Task to complete - Leave every picture out and write out the records below exactly.

··· Provided records ···

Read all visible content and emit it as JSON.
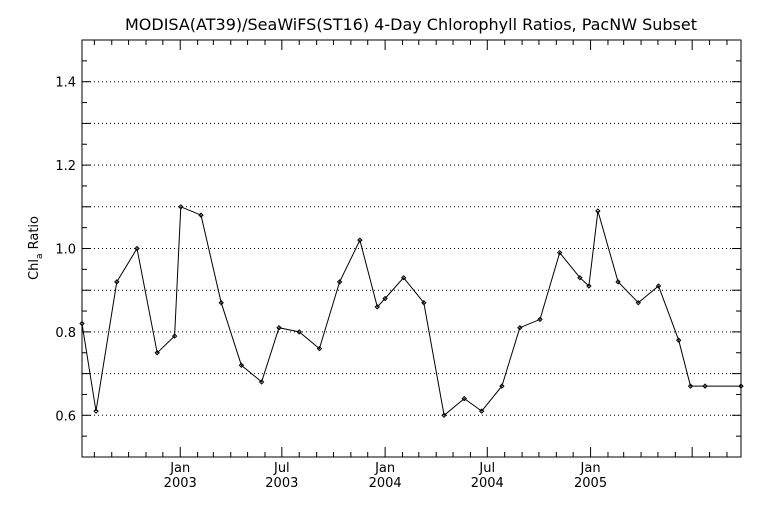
{
  "chart_data": {
    "type": "line",
    "title": "MODISA(AT39)/SeaWiFS(ST16) 4-Day Chlorophyll Ratios, PacNW Subset",
    "ylabel": "Chl_a Ratio",
    "xlabel": "",
    "ylim": [
      0.5,
      1.5
    ],
    "xlim": [
      "2002-07-10",
      "2005-09-26"
    ],
    "yticks": [
      0.6,
      0.8,
      1.0,
      1.2,
      1.4
    ],
    "ytick_labels": [
      "0.6",
      "0.8",
      "1.0",
      "1.2",
      "1.4"
    ],
    "xticks": [
      {
        "date": "2003-01-01",
        "month": "Jan",
        "year": "2003"
      },
      {
        "date": "2003-07-01",
        "month": "Jul",
        "year": "2003"
      },
      {
        "date": "2004-01-01",
        "month": "Jan",
        "year": "2004"
      },
      {
        "date": "2004-07-01",
        "month": "Jul",
        "year": "2004"
      },
      {
        "date": "2005-01-01",
        "month": "Jan",
        "year": "2005"
      }
    ],
    "grid": "horizontal-dotted",
    "series": [
      {
        "x": [
          "2002-07-10",
          "2002-08-04",
          "2002-09-10",
          "2002-10-16",
          "2002-11-21",
          "2002-12-22",
          "2003-01-02",
          "2003-02-07",
          "2003-03-15",
          "2003-04-20",
          "2003-05-26",
          "2003-06-26",
          "2003-08-01",
          "2003-09-06",
          "2003-10-12",
          "2003-11-17",
          "2003-12-18",
          "2004-01-01",
          "2004-02-03",
          "2004-03-10",
          "2004-04-15",
          "2004-05-21",
          "2004-06-21",
          "2004-07-27",
          "2004-08-28",
          "2004-10-03",
          "2004-11-07",
          "2004-12-13",
          "2004-12-29",
          "2005-01-14",
          "2005-02-19",
          "2005-03-27",
          "2005-05-02",
          "2005-06-07",
          "2005-06-28",
          "2005-07-24",
          "2005-09-26"
        ],
        "values": [
          0.82,
          0.61,
          0.92,
          1.0,
          0.75,
          0.79,
          1.1,
          1.08,
          0.87,
          0.72,
          0.68,
          0.81,
          0.8,
          0.76,
          0.92,
          1.02,
          0.86,
          0.88,
          0.93,
          0.87,
          0.6,
          0.64,
          0.61,
          0.67,
          0.81,
          0.83,
          0.99,
          0.93,
          0.91,
          1.09,
          0.92,
          0.87,
          0.91,
          0.78,
          0.67,
          0.67,
          0.67
        ]
      }
    ]
  }
}
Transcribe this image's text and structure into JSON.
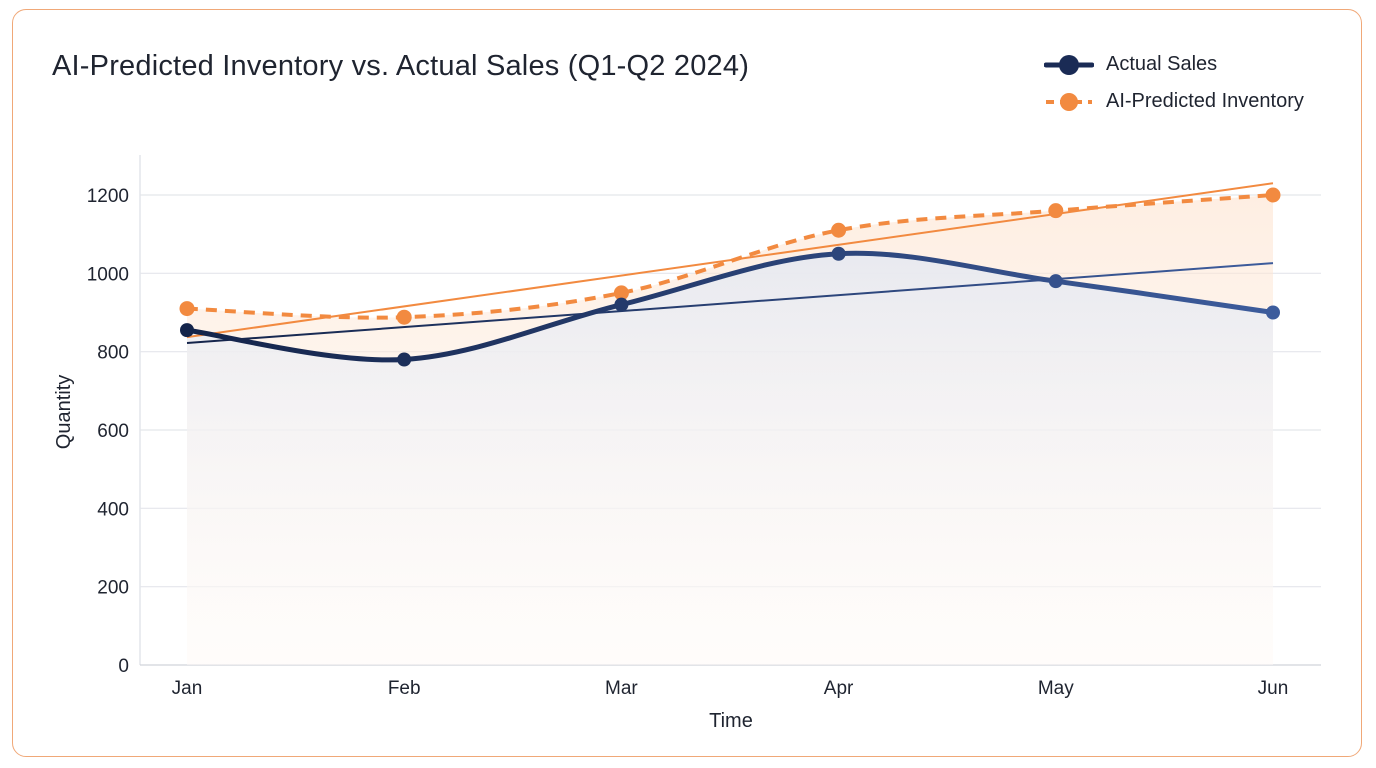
{
  "chart_data": {
    "type": "line",
    "title": "AI-Predicted Inventory vs. Actual Sales (Q1-Q2 2024)",
    "xlabel": "Time",
    "ylabel": "Quantity",
    "categories": [
      "Jan",
      "Feb",
      "Mar",
      "Apr",
      "May",
      "Jun"
    ],
    "ylim": [
      0,
      1300
    ],
    "yticks": [
      0,
      200,
      400,
      600,
      800,
      1000,
      1200
    ],
    "grid": true,
    "legend_position": "top-right",
    "series": [
      {
        "name": "Actual Sales",
        "values": [
          855,
          780,
          920,
          1050,
          980,
          900
        ],
        "color": "#1a2b55",
        "color_end": "#3a5a98",
        "style": "solid-smooth",
        "trendline": [
          822,
          1026
        ]
      },
      {
        "name": "AI-Predicted Inventory",
        "values": [
          910,
          888,
          950,
          1110,
          1160,
          1200
        ],
        "color": "#f28a40",
        "style": "dashed",
        "trendline": [
          837,
          1230
        ]
      }
    ]
  }
}
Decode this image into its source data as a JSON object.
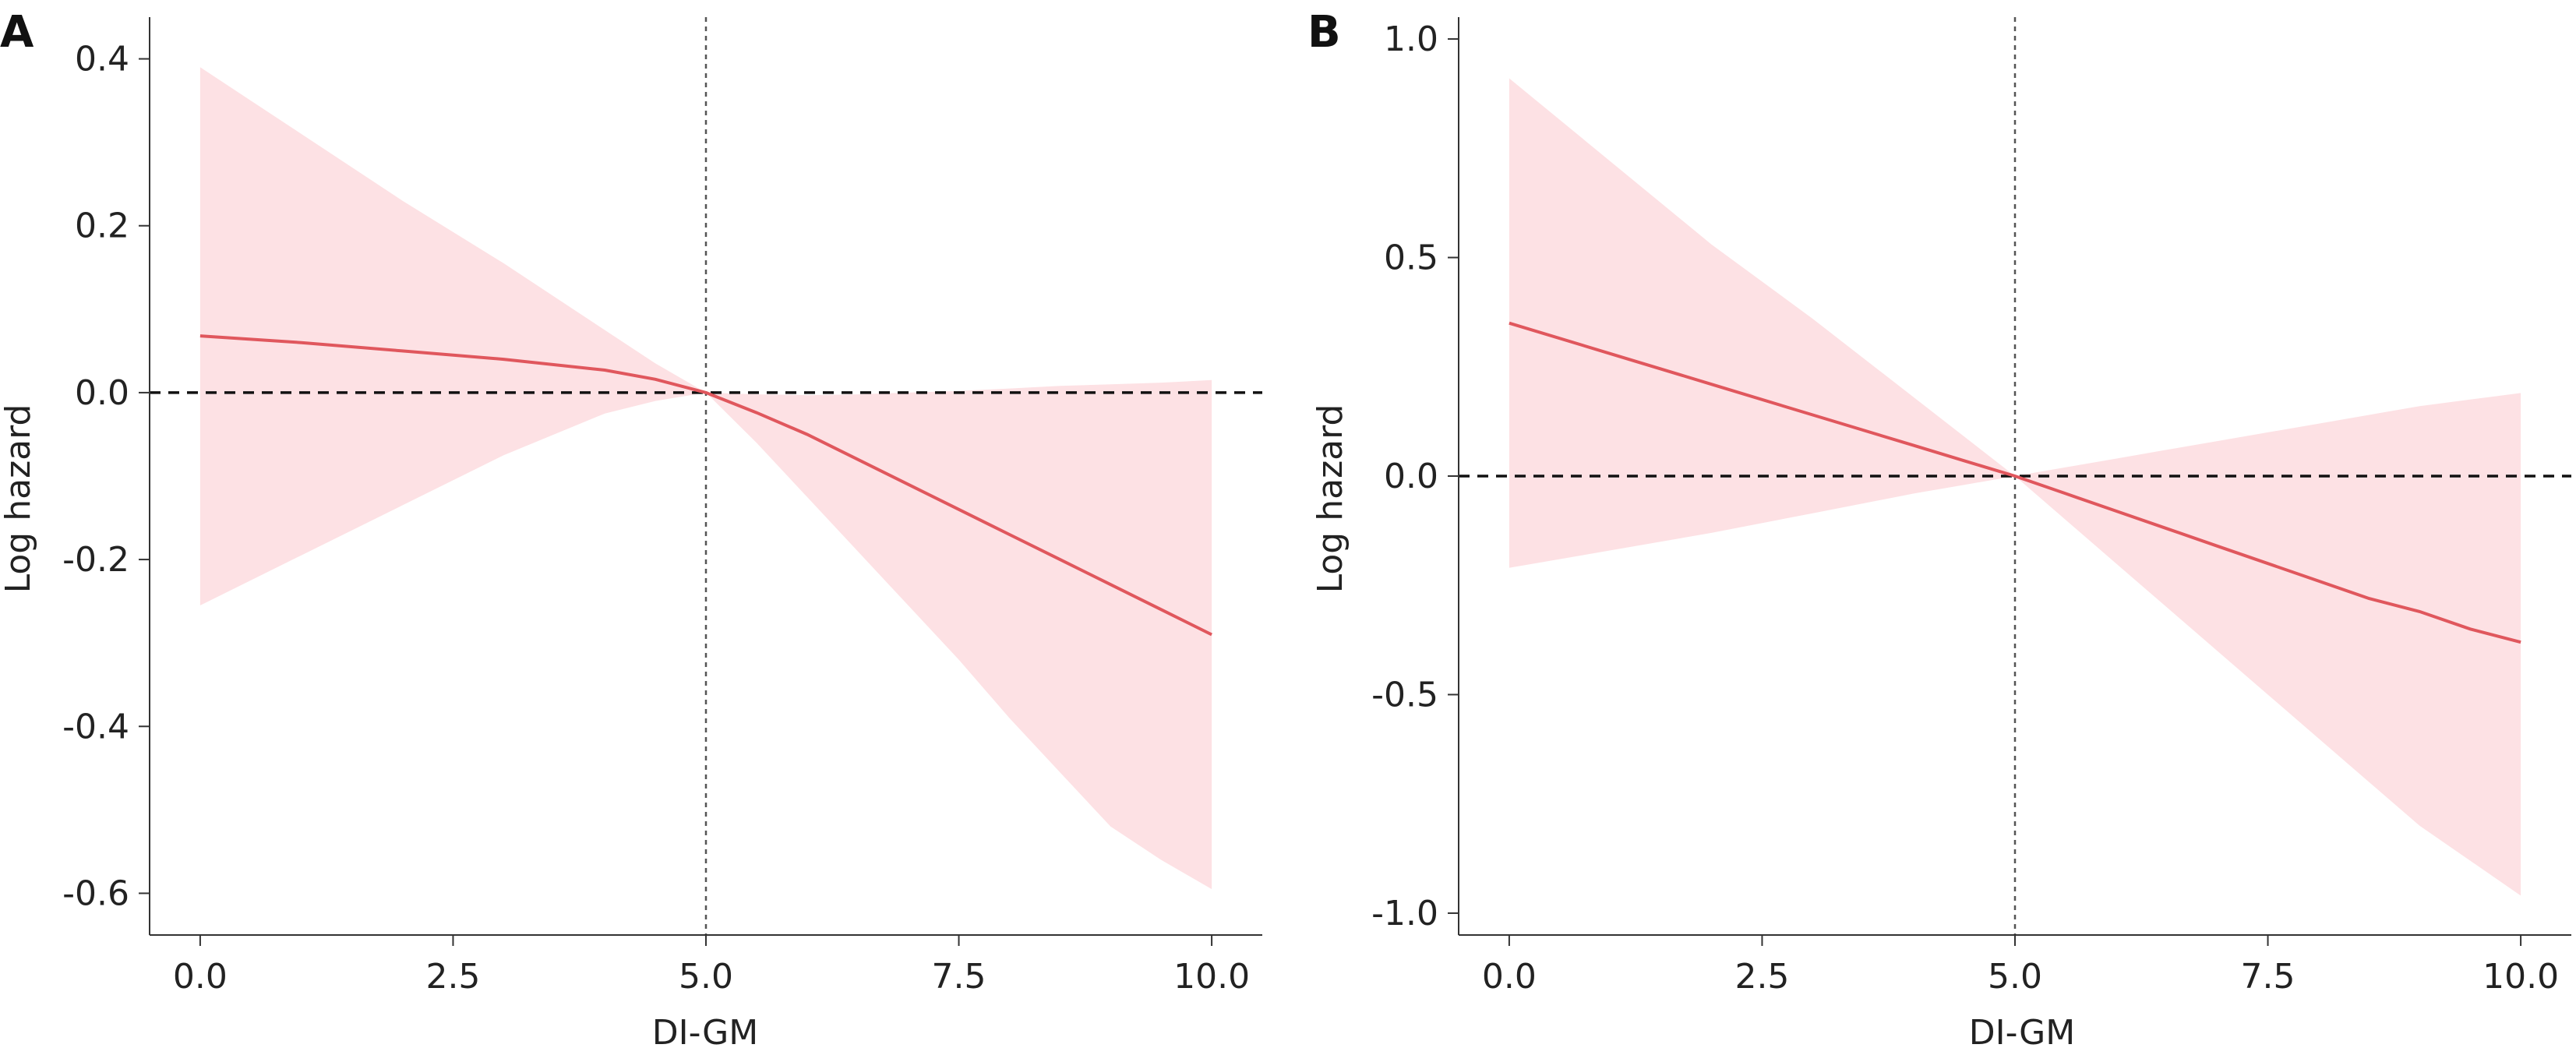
{
  "chart_data": [
    {
      "panel_label": "A",
      "type": "line",
      "xlabel": "DI-GM",
      "ylabel": "Log hazard",
      "xlim": [
        -0.5,
        10.5
      ],
      "ylim": [
        -0.65,
        0.45
      ],
      "xticks": [
        "0.0",
        "2.5",
        "5.0",
        "7.5",
        "10.0"
      ],
      "yticks": [
        "-0.6",
        "-0.4",
        "-0.2",
        "0.0",
        "0.2",
        "0.4"
      ],
      "reference_x": 5.0,
      "reference_y": 0.0,
      "line_color": "#e0575d",
      "band_color": "#fde1e4",
      "x": [
        0.0,
        1.0,
        2.0,
        3.0,
        4.0,
        4.5,
        5.0,
        5.5,
        6.0,
        6.5,
        7.0,
        7.5,
        8.0,
        8.5,
        9.0,
        9.5,
        10.0
      ],
      "y": [
        0.068,
        0.06,
        0.05,
        0.04,
        0.027,
        0.016,
        0.0,
        -0.024,
        -0.05,
        -0.08,
        -0.11,
        -0.14,
        -0.17,
        -0.2,
        -0.23,
        -0.26,
        -0.29
      ],
      "lower": [
        -0.255,
        -0.195,
        -0.135,
        -0.075,
        -0.025,
        -0.01,
        0.0,
        -0.06,
        -0.125,
        -0.19,
        -0.255,
        -0.32,
        -0.39,
        -0.455,
        -0.52,
        -0.56,
        -0.595
      ],
      "upper": [
        0.39,
        0.31,
        0.23,
        0.155,
        0.075,
        0.035,
        0.0,
        -0.002,
        -0.003,
        -0.002,
        0.0,
        0.002,
        0.005,
        0.008,
        0.01,
        0.012,
        0.015
      ]
    },
    {
      "panel_label": "B",
      "type": "line",
      "xlabel": "DI-GM",
      "ylabel": "Log hazard",
      "xlim": [
        -0.5,
        10.5
      ],
      "ylim": [
        -1.05,
        1.05
      ],
      "xticks": [
        "0.0",
        "2.5",
        "5.0",
        "7.5",
        "10.0"
      ],
      "yticks": [
        "-1.0",
        "-0.5",
        "0.0",
        "0.5",
        "1.0"
      ],
      "reference_x": 5.0,
      "reference_y": 0.0,
      "line_color": "#e0575d",
      "band_color": "#fde1e4",
      "x": [
        0.0,
        1.0,
        2.0,
        3.0,
        4.0,
        4.5,
        5.0,
        5.5,
        6.0,
        6.5,
        7.0,
        7.5,
        8.0,
        8.5,
        9.0,
        9.5,
        10.0
      ],
      "y": [
        0.35,
        0.28,
        0.21,
        0.14,
        0.07,
        0.035,
        0.0,
        -0.04,
        -0.08,
        -0.12,
        -0.16,
        -0.2,
        -0.24,
        -0.28,
        -0.31,
        -0.35,
        -0.38
      ],
      "lower": [
        -0.21,
        -0.17,
        -0.13,
        -0.085,
        -0.04,
        -0.02,
        0.0,
        -0.1,
        -0.2,
        -0.3,
        -0.4,
        -0.5,
        -0.6,
        -0.7,
        -0.8,
        -0.88,
        -0.96
      ],
      "upper": [
        0.91,
        0.72,
        0.53,
        0.36,
        0.18,
        0.09,
        0.0,
        0.02,
        0.04,
        0.06,
        0.08,
        0.1,
        0.12,
        0.14,
        0.16,
        0.175,
        0.19
      ]
    }
  ]
}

···

Exercise answer -
Read all visible content and emit it as JSON.
{
  "chart_data": {
    "type": "line",
    "title": "MODISA(AT39)/SeaWiFS(ST16) 4-Day Chlorophyll Ratios, PacNW Subset",
    "ylabel": "Chl_a Ratio",
    "xlabel": "",
    "ylim": [
      0.5,
      1.5
    ],
    "xlim": [
      "2002-07-10",
      "2005-09-26"
    ],
    "yticks": [
      0.6,
      0.8,
      1.0,
      1.2,
      1.4
    ],
    "ytick_labels": [
      "0.6",
      "0.8",
      "1.0",
      "1.2",
      "1.4"
    ],
    "xticks": [
      {
        "date": "2003-01-01",
        "month": "Jan",
        "year": "2003"
      },
      {
        "date": "2003-07-01",
        "month": "Jul",
        "year": "2003"
      },
      {
        "date": "2004-01-01",
        "month": "Jan",
        "year": "2004"
      },
      {
        "date": "2004-07-01",
        "month": "Jul",
        "year": "2004"
      },
      {
        "date": "2005-01-01",
        "month": "Jan",
        "year": "2005"
      }
    ],
    "grid": "horizontal-dotted",
    "series": [
      {
        "x": [
          "2002-07-10",
          "2002-08-04",
          "2002-09-10",
          "2002-10-16",
          "2002-11-21",
          "2002-12-22",
          "2003-01-02",
          "2003-02-07",
          "2003-03-15",
          "2003-04-20",
          "2003-05-26",
          "2003-06-26",
          "2003-08-01",
          "2003-09-06",
          "2003-10-12",
          "2003-11-17",
          "2003-12-18",
          "2004-01-01",
          "2004-02-03",
          "2004-03-10",
          "2004-04-15",
          "2004-05-21",
          "2004-06-21",
          "2004-07-27",
          "2004-08-28",
          "2004-10-03",
          "2004-11-07",
          "2004-12-13",
          "2004-12-29",
          "2005-01-14",
          "2005-02-19",
          "2005-03-27",
          "2005-05-02",
          "2005-06-07",
          "2005-06-28",
          "2005-07-24",
          "2005-09-26"
        ],
        "values": [
          0.82,
          0.61,
          0.92,
          1.0,
          0.75,
          0.79,
          1.1,
          1.08,
          0.87,
          0.72,
          0.68,
          0.81,
          0.8,
          0.76,
          0.92,
          1.02,
          0.86,
          0.88,
          0.93,
          0.87,
          0.6,
          0.64,
          0.61,
          0.67,
          0.81,
          0.83,
          0.99,
          0.93,
          0.91,
          1.09,
          0.92,
          0.87,
          0.91,
          0.78,
          0.67,
          0.67,
          0.67
        ]
      }
    ]
  }
}
Transcribe this image's text and structure into JSON.
{
  "chart_data": {
    "type": "line",
    "title": "AI-Predicted Inventory vs. Actual Sales (Q1-Q2 2024)",
    "xlabel": "Time",
    "ylabel": "Quantity",
    "categories": [
      "Jan",
      "Feb",
      "Mar",
      "Apr",
      "May",
      "Jun"
    ],
    "ylim": [
      0,
      1300
    ],
    "yticks": [
      0,
      200,
      400,
      600,
      800,
      1000,
      1200
    ],
    "grid": true,
    "legend_position": "top-right",
    "series": [
      {
        "name": "Actual Sales",
        "values": [
          855,
          780,
          920,
          1050,
          980,
          900
        ],
        "color": "#1a2b55",
        "color_end": "#3a5a98",
        "style": "solid-smooth",
        "trendline": [
          822,
          1026
        ]
      },
      {
        "name": "AI-Predicted Inventory",
        "values": [
          910,
          888,
          950,
          1110,
          1160,
          1200
        ],
        "color": "#f28a40",
        "style": "dashed",
        "trendline": [
          837,
          1230
        ]
      }
    ]
  }
}
Decode this image into its source data as a JSON object.
{
  "chart_data": [
    {
      "panel_label": "A",
      "type": "line",
      "xlabel": "DI-GM",
      "ylabel": "Log hazard",
      "xlim": [
        -0.5,
        10.5
      ],
      "ylim": [
        -0.65,
        0.45
      ],
      "xticks": [
        "0.0",
        "2.5",
        "5.0",
        "7.5",
        "10.0"
      ],
      "yticks": [
        "-0.6",
        "-0.4",
        "-0.2",
        "0.0",
        "0.2",
        "0.4"
      ],
      "reference_x": 5.0,
      "reference_y": 0.0,
      "line_color": "#e0575d",
      "band_color": "#fde1e4",
      "x": [
        0.0,
        1.0,
        2.0,
        3.0,
        4.0,
        4.5,
        5.0,
        5.5,
        6.0,
        6.5,
        7.0,
        7.5,
        8.0,
        8.5,
        9.0,
        9.5,
        10.0
      ],
      "y": [
        0.068,
        0.06,
        0.05,
        0.04,
        0.027,
        0.016,
        0.0,
        -0.024,
        -0.05,
        -0.08,
        -0.11,
        -0.14,
        -0.17,
        -0.2,
        -0.23,
        -0.26,
        -0.29
      ],
      "lower": [
        -0.255,
        -0.195,
        -0.135,
        -0.075,
        -0.025,
        -0.01,
        0.0,
        -0.06,
        -0.125,
        -0.19,
        -0.255,
        -0.32,
        -0.39,
        -0.455,
        -0.52,
        -0.56,
        -0.595
      ],
      "upper": [
        0.39,
        0.31,
        0.23,
        0.155,
        0.075,
        0.035,
        0.0,
        -0.002,
        -0.003,
        -0.002,
        0.0,
        0.002,
        0.005,
        0.008,
        0.01,
        0.012,
        0.015
      ]
    },
    {
      "panel_label": "B",
      "type": "line",
      "xlabel": "DI-GM",
      "ylabel": "Log hazard",
      "xlim": [
        -0.5,
        10.5
      ],
      "ylim": [
        -1.05,
        1.05
      ],
      "xticks": [
        "0.0",
        "2.5",
        "5.0",
        "7.5",
        "10.0"
      ],
      "yticks": [
        "-1.0",
        "-0.5",
        "0.0",
        "0.5",
        "1.0"
      ],
      "reference_x": 5.0,
      "reference_y": 0.0,
      "line_color": "#e0575d",
      "band_color": "#fde1e4",
      "x": [
        0.0,
        1.0,
        2.0,
        3.0,
        4.0,
        4.5,
        5.0,
        5.5,
        6.0,
        6.5,
        7.0,
        7.5,
        8.0,
        8.5,
        9.0,
        9.5,
        10.0
      ],
      "y": [
        0.35,
        0.28,
        0.21,
        0.14,
        0.07,
        0.035,
        0.0,
        -0.04,
        -0.08,
        -0.12,
        -0.16,
        -0.2,
        -0.24,
        -0.28,
        -0.31,
        -0.35,
        -0.38
      ],
      "lower": [
        -0.21,
        -0.17,
        -0.13,
        -0.085,
        -0.04,
        -0.02,
        0.0,
        -0.1,
        -0.2,
        -0.3,
        -0.4,
        -0.5,
        -0.6,
        -0.7,
        -0.8,
        -0.88,
        -0.96
      ],
      "upper": [
        0.91,
        0.72,
        0.53,
        0.36,
        0.18,
        0.09,
        0.0,
        0.02,
        0.04,
        0.06,
        0.08,
        0.1,
        0.12,
        0.14,
        0.16,
        0.175,
        0.19
      ]
    }
  ]
}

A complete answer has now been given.